-- Begin --

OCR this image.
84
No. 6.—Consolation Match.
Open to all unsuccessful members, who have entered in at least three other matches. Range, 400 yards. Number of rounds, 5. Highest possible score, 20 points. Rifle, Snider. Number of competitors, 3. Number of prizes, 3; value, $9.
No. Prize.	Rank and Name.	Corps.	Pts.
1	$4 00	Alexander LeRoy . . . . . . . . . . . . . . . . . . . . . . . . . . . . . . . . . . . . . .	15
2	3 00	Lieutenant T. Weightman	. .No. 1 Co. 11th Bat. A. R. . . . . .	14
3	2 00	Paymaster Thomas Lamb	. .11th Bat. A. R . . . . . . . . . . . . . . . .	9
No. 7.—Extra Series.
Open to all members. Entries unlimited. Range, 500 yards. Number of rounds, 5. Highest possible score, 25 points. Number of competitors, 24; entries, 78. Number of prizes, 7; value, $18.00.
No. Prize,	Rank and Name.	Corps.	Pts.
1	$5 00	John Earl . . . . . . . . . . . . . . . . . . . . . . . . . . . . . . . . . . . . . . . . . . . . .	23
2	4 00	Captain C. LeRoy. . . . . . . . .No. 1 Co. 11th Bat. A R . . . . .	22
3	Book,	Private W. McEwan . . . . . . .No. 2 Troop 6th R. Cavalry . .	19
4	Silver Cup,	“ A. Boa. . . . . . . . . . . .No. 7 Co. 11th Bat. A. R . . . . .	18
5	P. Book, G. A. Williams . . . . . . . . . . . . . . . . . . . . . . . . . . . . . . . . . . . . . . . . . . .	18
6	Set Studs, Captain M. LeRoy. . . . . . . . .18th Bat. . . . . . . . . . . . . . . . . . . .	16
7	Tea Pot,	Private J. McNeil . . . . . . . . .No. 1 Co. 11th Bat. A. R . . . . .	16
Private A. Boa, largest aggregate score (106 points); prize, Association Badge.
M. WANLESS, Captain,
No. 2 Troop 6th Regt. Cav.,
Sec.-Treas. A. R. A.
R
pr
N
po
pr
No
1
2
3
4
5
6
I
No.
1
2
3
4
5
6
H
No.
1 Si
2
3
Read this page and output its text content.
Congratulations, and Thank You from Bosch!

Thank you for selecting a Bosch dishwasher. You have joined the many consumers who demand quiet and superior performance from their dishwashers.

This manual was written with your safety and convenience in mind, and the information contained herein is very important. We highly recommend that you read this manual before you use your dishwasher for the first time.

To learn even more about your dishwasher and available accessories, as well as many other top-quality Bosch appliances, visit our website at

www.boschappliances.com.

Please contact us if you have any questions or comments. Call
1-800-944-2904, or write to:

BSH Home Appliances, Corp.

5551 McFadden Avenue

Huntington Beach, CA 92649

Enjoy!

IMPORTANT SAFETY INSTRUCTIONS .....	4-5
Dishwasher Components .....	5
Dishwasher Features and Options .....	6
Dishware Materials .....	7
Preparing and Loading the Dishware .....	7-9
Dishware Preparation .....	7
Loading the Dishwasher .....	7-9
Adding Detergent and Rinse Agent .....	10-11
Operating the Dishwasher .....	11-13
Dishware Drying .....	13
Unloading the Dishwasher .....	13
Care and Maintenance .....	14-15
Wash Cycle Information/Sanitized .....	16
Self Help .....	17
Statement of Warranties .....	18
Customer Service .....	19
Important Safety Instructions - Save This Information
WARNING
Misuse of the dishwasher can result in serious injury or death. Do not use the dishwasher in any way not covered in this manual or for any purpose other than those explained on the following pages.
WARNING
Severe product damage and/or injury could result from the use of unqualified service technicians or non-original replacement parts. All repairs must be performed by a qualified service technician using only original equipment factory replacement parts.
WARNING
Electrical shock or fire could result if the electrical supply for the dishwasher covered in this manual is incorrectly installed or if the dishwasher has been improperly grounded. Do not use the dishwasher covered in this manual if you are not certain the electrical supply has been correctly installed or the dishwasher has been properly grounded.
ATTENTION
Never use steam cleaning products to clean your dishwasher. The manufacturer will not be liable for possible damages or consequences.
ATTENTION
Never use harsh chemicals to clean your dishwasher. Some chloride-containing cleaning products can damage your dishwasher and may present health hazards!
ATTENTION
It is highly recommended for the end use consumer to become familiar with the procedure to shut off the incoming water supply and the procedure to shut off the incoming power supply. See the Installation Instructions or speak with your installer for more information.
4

-- End --

Search the material above for "Captain". Pull out each line where it shows up.

■ THE RESULT ■
2	4 00	Captain C. LeRoy. . . . . . . . .No. 1 Co. 11th Bat. A R . . . . .	22
6	Set Studs, Captain M. LeRoy. . . . . . . . .18th Bat. . . . . . . . . . . . . . . . . . . .	16
M. WANLESS, Captain,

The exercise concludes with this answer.